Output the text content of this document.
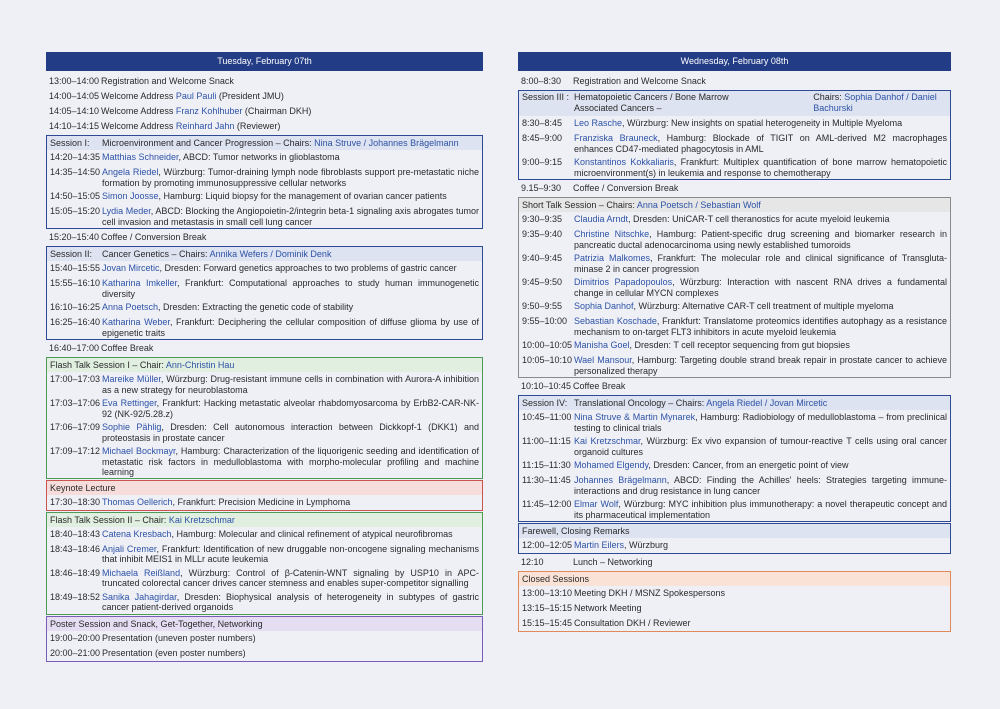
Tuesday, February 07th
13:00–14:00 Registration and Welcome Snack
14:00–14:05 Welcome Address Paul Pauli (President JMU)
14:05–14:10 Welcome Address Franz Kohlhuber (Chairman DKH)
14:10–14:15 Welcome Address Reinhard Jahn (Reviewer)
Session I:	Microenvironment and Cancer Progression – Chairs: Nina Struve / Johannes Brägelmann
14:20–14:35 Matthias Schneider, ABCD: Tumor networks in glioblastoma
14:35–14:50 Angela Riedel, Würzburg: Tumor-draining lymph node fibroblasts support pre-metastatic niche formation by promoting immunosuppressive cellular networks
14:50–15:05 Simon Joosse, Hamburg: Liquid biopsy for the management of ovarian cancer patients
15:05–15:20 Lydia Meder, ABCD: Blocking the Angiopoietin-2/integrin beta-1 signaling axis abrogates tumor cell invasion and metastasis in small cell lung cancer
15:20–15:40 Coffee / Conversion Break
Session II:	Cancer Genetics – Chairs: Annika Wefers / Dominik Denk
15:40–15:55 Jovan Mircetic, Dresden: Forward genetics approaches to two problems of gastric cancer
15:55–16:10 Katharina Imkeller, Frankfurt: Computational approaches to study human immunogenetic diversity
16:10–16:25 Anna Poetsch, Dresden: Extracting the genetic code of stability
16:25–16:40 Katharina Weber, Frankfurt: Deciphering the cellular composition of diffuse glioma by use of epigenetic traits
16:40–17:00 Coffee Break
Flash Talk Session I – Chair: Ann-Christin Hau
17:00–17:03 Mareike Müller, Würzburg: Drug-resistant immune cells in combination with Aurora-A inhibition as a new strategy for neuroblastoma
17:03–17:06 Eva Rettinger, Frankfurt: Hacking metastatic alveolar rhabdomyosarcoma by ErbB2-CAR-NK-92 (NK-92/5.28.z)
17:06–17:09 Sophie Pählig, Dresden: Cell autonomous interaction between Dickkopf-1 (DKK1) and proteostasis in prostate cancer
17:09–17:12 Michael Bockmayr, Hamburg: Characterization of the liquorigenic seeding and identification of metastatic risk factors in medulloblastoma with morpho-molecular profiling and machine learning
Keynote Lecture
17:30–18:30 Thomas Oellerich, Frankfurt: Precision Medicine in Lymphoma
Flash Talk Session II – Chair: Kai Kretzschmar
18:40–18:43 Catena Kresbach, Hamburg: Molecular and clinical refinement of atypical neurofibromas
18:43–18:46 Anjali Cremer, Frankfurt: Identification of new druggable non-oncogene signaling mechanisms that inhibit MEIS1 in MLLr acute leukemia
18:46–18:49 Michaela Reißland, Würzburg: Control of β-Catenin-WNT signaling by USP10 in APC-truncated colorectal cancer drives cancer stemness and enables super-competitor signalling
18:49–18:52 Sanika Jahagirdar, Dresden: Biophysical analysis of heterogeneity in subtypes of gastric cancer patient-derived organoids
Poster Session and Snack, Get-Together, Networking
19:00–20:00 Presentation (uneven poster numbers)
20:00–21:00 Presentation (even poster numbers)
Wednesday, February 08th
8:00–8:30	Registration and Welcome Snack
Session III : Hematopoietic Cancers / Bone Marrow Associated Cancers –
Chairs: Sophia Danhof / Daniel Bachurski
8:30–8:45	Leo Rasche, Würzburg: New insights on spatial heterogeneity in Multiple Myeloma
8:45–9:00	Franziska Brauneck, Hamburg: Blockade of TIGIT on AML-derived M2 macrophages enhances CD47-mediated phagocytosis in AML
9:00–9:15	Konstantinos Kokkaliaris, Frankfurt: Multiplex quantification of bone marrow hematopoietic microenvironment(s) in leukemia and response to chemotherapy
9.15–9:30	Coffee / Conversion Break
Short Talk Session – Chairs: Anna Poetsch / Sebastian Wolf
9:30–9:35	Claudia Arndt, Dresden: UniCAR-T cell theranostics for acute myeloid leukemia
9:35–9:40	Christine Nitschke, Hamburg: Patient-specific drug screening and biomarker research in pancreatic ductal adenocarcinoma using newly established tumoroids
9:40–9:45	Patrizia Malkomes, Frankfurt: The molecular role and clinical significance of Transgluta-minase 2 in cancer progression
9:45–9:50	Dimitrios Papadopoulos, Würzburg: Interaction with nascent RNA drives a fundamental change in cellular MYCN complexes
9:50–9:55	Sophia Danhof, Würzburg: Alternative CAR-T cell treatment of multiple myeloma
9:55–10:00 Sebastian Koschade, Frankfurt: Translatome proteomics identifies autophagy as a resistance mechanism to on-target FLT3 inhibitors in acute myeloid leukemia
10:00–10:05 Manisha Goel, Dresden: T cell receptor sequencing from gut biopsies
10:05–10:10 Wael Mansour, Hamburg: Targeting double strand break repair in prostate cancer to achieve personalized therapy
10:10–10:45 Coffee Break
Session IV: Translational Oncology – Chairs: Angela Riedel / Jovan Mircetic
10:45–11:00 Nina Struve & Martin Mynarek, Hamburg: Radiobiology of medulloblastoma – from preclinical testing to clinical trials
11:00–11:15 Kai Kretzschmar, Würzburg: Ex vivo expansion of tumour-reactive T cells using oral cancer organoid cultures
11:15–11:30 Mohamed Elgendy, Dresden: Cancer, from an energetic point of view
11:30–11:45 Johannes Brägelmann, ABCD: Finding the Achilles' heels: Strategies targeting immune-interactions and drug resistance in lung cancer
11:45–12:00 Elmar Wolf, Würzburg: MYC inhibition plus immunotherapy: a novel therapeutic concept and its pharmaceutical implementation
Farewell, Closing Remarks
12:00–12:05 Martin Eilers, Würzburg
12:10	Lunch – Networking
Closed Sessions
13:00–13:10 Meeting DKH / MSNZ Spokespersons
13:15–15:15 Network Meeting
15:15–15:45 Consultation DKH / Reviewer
* * *
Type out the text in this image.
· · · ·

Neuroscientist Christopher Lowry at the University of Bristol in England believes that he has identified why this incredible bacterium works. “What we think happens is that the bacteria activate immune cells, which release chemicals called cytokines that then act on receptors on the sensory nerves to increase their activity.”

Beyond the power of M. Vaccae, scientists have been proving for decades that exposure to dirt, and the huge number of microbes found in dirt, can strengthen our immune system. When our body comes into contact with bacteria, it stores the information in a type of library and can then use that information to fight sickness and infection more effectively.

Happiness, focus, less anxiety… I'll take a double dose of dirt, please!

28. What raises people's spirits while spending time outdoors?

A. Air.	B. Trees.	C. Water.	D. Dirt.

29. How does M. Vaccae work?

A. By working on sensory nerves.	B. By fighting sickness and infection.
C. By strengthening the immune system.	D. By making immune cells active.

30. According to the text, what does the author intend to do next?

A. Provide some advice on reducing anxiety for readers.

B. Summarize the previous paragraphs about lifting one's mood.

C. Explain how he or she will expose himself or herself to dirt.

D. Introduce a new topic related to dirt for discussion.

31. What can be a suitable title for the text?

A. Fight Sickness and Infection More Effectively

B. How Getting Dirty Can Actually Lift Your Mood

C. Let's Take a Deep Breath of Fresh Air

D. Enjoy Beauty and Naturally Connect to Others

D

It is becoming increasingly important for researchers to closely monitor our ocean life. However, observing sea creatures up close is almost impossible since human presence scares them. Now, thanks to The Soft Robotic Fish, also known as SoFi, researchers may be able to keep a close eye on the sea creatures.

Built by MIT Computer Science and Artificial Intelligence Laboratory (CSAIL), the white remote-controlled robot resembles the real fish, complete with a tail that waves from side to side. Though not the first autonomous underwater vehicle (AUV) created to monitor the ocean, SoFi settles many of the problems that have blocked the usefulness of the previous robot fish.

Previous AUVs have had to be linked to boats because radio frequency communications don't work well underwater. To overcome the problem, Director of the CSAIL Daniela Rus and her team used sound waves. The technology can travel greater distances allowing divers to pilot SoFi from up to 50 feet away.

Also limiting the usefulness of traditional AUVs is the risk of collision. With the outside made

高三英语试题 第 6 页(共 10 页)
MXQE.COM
==
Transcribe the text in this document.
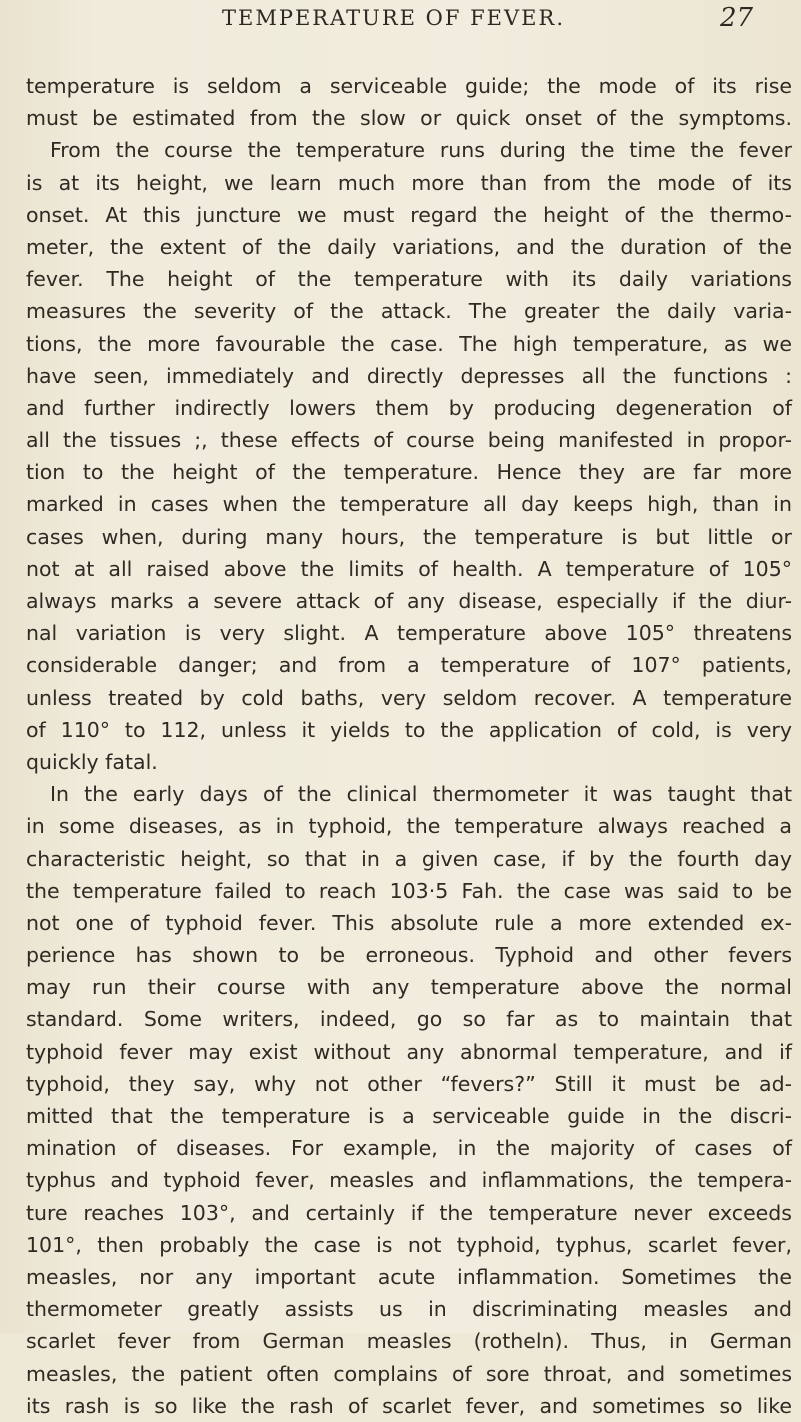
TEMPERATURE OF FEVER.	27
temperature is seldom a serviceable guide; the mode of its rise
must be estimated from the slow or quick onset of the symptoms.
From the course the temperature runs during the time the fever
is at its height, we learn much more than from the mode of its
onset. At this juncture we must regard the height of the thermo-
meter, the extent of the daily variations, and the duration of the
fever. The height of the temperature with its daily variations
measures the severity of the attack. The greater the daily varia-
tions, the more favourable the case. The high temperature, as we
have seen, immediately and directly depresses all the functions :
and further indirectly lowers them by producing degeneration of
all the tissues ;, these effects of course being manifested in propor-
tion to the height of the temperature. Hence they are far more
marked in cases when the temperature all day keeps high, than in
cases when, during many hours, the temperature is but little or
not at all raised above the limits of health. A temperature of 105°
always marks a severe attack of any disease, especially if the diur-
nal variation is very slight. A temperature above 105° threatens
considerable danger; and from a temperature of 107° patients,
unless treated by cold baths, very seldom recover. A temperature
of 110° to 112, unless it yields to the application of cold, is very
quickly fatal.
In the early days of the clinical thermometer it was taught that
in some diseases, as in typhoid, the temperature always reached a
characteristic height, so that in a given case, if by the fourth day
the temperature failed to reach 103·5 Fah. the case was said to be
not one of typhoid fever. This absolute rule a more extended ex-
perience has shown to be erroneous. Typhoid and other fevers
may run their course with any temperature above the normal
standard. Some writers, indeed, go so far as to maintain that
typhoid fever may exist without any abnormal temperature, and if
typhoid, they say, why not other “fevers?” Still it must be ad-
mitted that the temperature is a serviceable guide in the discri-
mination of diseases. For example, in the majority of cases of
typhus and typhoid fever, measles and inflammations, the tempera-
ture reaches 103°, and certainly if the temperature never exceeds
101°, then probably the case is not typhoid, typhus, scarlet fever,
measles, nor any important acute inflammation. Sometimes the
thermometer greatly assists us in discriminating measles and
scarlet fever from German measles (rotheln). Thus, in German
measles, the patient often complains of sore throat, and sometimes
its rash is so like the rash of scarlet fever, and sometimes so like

Exercise directions: Check each line of the data above, and please copy the ones in which the string "measles" occurs.

Written response:
typhus and typhoid fever, measles and inflammations, the tempera-
measles, nor any important acute inflammation. Sometimes the
thermometer greatly assists us in discriminating measles and
scarlet fever from German measles (rotheln). Thus, in German
measles, the patient often complains of sore throat, and sometimes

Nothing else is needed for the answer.